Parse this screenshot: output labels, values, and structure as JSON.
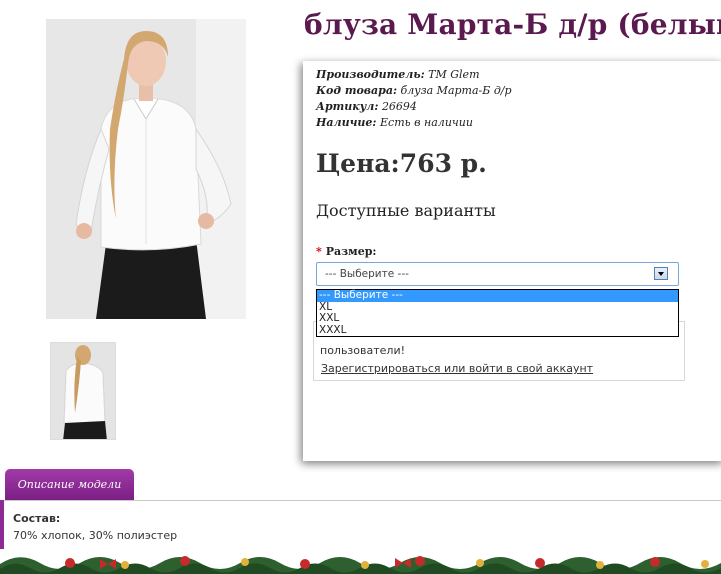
{
  "product": {
    "title": "блуза Марта-Б д/р (белый)"
  },
  "specs": [
    {
      "label": "Производитель:",
      "value": "ТМ Glem"
    },
    {
      "label": "Код товара:",
      "value": "блуза Марта-Б д/р"
    },
    {
      "label": "Артикул:",
      "value": "26694"
    },
    {
      "label": "Наличие:",
      "value": "Есть в наличии"
    }
  ],
  "price": {
    "label": "Цена:",
    "value": "763 р."
  },
  "variants": {
    "heading": "Доступные варианты",
    "size_label": "Размер:",
    "required_mark": "*",
    "select_value": "--- Выберите ---",
    "options": [
      "--- Выберите ---",
      "XL",
      "XXL",
      "XXXL"
    ],
    "selected_index": 0
  },
  "login": {
    "note": "пользователи!",
    "link": "Зарегистрироваться или войти в свой аккаунт"
  },
  "description": {
    "tab_label": "Описание модели",
    "composition_heading": "Состав:",
    "composition_value": "70% хлопок, 30% полиэстер"
  },
  "colors": {
    "title": "#5a1a4f",
    "tab": "#8d2b96",
    "dropdown_selected": "#3399ff"
  }
}
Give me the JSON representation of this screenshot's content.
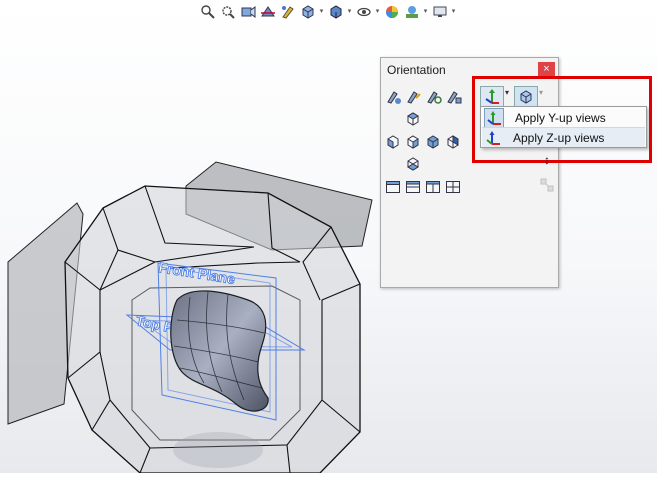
{
  "orientation_dialog": {
    "title": "Orientation",
    "close_glyph": "×",
    "toolbar_icons": [
      "new-view-icon",
      "update-standard-views-icon",
      "reset-standard-views-icon",
      "view-selector-icon"
    ],
    "up_axis_icon": "y-up-axis-icon",
    "view_cube_icon": "view-cube-icon"
  },
  "up_axis_dropdown": {
    "items": [
      {
        "label": "Apply Y-up views",
        "icon": "y-up-axis-icon",
        "selected": true
      },
      {
        "label": "Apply Z-up views",
        "icon": "z-up-axis-icon",
        "selected": false
      }
    ]
  },
  "model": {
    "plane_labels": [
      "Front Plane",
      "Top Plane"
    ]
  },
  "colors": {
    "highlight": "#e00000",
    "plane_blue": "#4f7fe6",
    "close_red": "#e04343"
  }
}
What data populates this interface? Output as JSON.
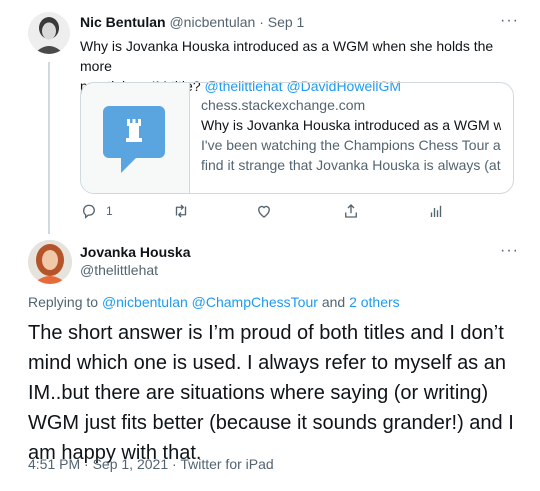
{
  "tweet1": {
    "display_name": "Nic Bentulan",
    "handle": "@nicbentulan",
    "separator": "·",
    "date": "Sep 1",
    "text_line1": "Why is Jovanka Houska introduced as a WGM when she holds the more",
    "text_line2": "prestigious IM title?",
    "mention1": "@thelittlehat",
    "mention2": "@DavidHowellGM",
    "card": {
      "domain": "chess.stackexchange.com",
      "title": "Why is Jovanka Houska introduced as a WGM whe...",
      "desc_line1": "I've been watching the Champions Chess Tour and",
      "desc_line2": "find it strange that Jovanka Houska is always (at ..."
    },
    "actions": {
      "reply_count": "1"
    }
  },
  "tweet2": {
    "display_name": "Jovanka Houska",
    "handle": "@thelittlehat",
    "replying_prefix": "Replying to",
    "replying_to1": "@nicbentulan",
    "replying_to2": "@ChampChessTour",
    "replying_and": "and",
    "replying_others": "2 others",
    "body_lines": [
      "The short answer is I’m proud of both titles and I don’t",
      "mind which one is used. I always refer to myself as an",
      "IM..but there are situations where saying (or writing)",
      "WGM just fits better (because it sounds grander!) and I",
      "am happy with that."
    ],
    "time": "4:51 PM",
    "date": "Sep 1, 2021",
    "separator": "·",
    "client": "Twitter for iPad"
  },
  "more_label": "···",
  "icons": {
    "reply": "reply-icon",
    "retweet": "retweet-icon",
    "like": "heart-icon",
    "share": "share-icon",
    "analytics": "analytics-icon",
    "more": "more-icon",
    "link_thumb": "chess-rook-icon"
  },
  "colors": {
    "link": "#1d9bf0",
    "muted": "#536471",
    "text": "#0f1419",
    "border": "#cfd9de",
    "thumb_blue": "#5aa4e0"
  }
}
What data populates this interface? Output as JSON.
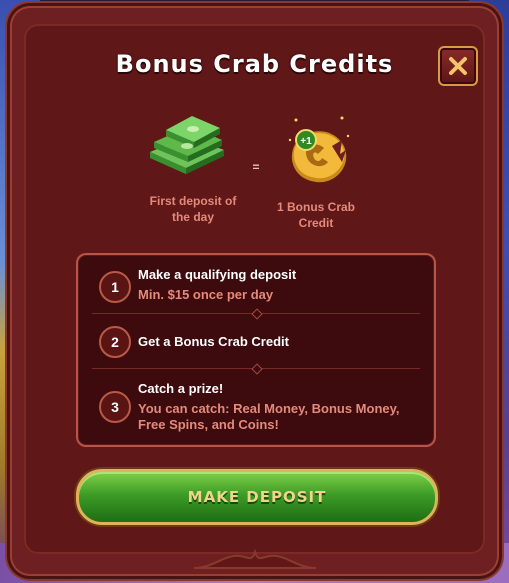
{
  "dialog": {
    "title": "Bonus Crab Credits",
    "close_icon": "close-x-icon"
  },
  "reward": {
    "left_caption": "First deposit of the day",
    "equals": "=",
    "right_caption": "1 Bonus Crab Credit",
    "badge": "+1",
    "left_icon": "cash-stack-icon",
    "right_icon": "crab-credit-coin-icon"
  },
  "steps": [
    {
      "number": "1",
      "title": "Make a qualifying deposit",
      "subtitle": "Min. $15 once per day"
    },
    {
      "number": "2",
      "title": "Get a Bonus Crab Credit",
      "subtitle": ""
    },
    {
      "number": "3",
      "title": "Catch a prize!",
      "subtitle": "You can catch: Real Money, Bonus Money, Free Spins, and Coins!"
    }
  ],
  "action": {
    "deposit_label": "MAKE DEPOSIT"
  },
  "colors": {
    "panel": "#6e1f21",
    "accent_text": "#e48a7b",
    "button_green": "#3e9c26",
    "gold_border": "#e0b25a"
  }
}
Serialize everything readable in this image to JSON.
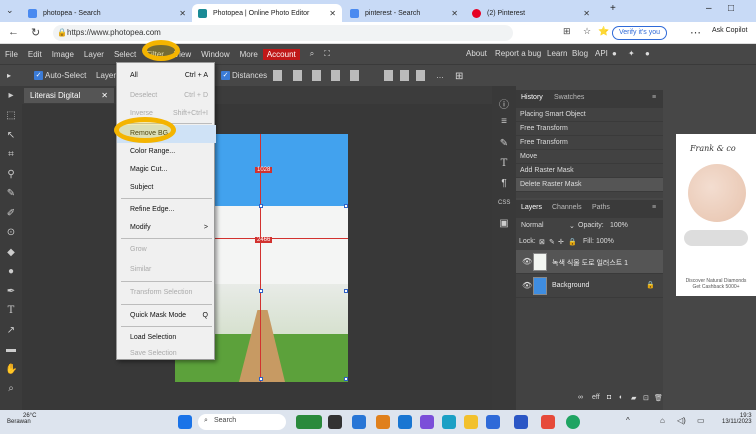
{
  "browser": {
    "tabs": [
      {
        "label": "photopea - Search",
        "color": "#4a8af0"
      },
      {
        "label": "Photopea | Online Photo Editor",
        "color": "#1a8a95"
      },
      {
        "label": "pinterest - Search",
        "color": "#4a8af0"
      },
      {
        "label": "(2) Pinterest",
        "color": "#e60023"
      }
    ],
    "new_tab": "+",
    "url": "https://www.photopea.com",
    "verify_label": "Verify it's you",
    "copilot_label": "Ask Copilot"
  },
  "menubar": {
    "items": [
      "File",
      "Edit",
      "Image",
      "Layer",
      "Select",
      "Filter",
      "View",
      "Window",
      "More"
    ],
    "account_label": "Account",
    "right_items": [
      "About",
      "Report a bug",
      "Learn",
      "Blog",
      "API"
    ]
  },
  "options": {
    "auto_select": "Auto-Select",
    "layer_select": "Layer",
    "distances": "Distances"
  },
  "document": {
    "tab_label": "Literasi Digital"
  },
  "canvas": {
    "measure_top": "1028",
    "measure_mid": "2466"
  },
  "select_menu": {
    "items": [
      {
        "label": "All",
        "shortcut": "Ctrl + A",
        "enabled": true
      },
      {
        "label": "Deselect",
        "shortcut": "Ctrl + D",
        "enabled": false
      },
      {
        "label": "Inverse",
        "shortcut": "Shift+Ctrl+I",
        "enabled": false
      },
      {
        "label": "Remove BG",
        "shortcut": "",
        "enabled": true
      },
      {
        "label": "Color Range...",
        "shortcut": "",
        "enabled": true
      },
      {
        "label": "Magic Cut...",
        "shortcut": "",
        "enabled": true
      },
      {
        "label": "Subject",
        "shortcut": "",
        "enabled": true
      },
      {
        "label": "Refine Edge...",
        "shortcut": "",
        "enabled": true
      },
      {
        "label": "Modify",
        "shortcut": ">",
        "enabled": true
      },
      {
        "label": "Grow",
        "shortcut": "",
        "enabled": false
      },
      {
        "label": "Similar",
        "shortcut": "",
        "enabled": false
      },
      {
        "label": "Transform Selection",
        "shortcut": "",
        "enabled": false
      },
      {
        "label": "Quick Mask Mode",
        "shortcut": "Q",
        "enabled": true
      },
      {
        "label": "Load Selection",
        "shortcut": "",
        "enabled": true
      },
      {
        "label": "Save Selection",
        "shortcut": "",
        "enabled": false
      }
    ]
  },
  "history": {
    "tabs": [
      "History",
      "Swatches"
    ],
    "items": [
      "Placing Smart Object",
      "Free Transform",
      "Free Transform",
      "Move",
      "Add Raster Mask",
      "Delete Raster Mask"
    ]
  },
  "layers": {
    "tabs": [
      "Layers",
      "Channels",
      "Paths"
    ],
    "blend_mode": "Normal",
    "opacity_label": "Opacity:",
    "opacity_value": "100%",
    "lock_label": "Lock:",
    "fill_label": "Fill:",
    "fill_value": "100%",
    "items": [
      {
        "name": "녹색 식물 도로 일러스트 1",
        "thumb": "#ffffff"
      },
      {
        "name": "Background",
        "thumb": "#3f8de0"
      }
    ],
    "css_label": "CSS"
  },
  "ad": {
    "title": "Frank & co",
    "text": "Discover Natural Diamonds",
    "sub": "Get Cashback 5000+"
  },
  "taskbar": {
    "temp": "26°C",
    "weather": "Berawan",
    "search_placeholder": "Search",
    "time": "19:3",
    "date": "13/11/2023"
  },
  "colors": {
    "accent_blue": "#3b7bd6",
    "account_red": "#c01818",
    "marker_yellow": "#f4b400",
    "guide_red": "#d2322f"
  }
}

+++

Your objective
Looking at the records above, work out how many lines include the word "Selection", then give that number by itself.

Correct output
3